Exercise description:
Look for "Real" in the listing below. Gather each line that contains it.
"""
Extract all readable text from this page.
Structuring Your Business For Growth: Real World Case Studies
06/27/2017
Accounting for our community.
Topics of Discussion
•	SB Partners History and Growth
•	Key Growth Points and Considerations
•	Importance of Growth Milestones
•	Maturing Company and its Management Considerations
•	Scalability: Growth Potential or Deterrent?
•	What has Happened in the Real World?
"""
Answer to this exercise:
Structuring Your Business For Growth: Real World Case Studies
•	What has Happened in the Real World?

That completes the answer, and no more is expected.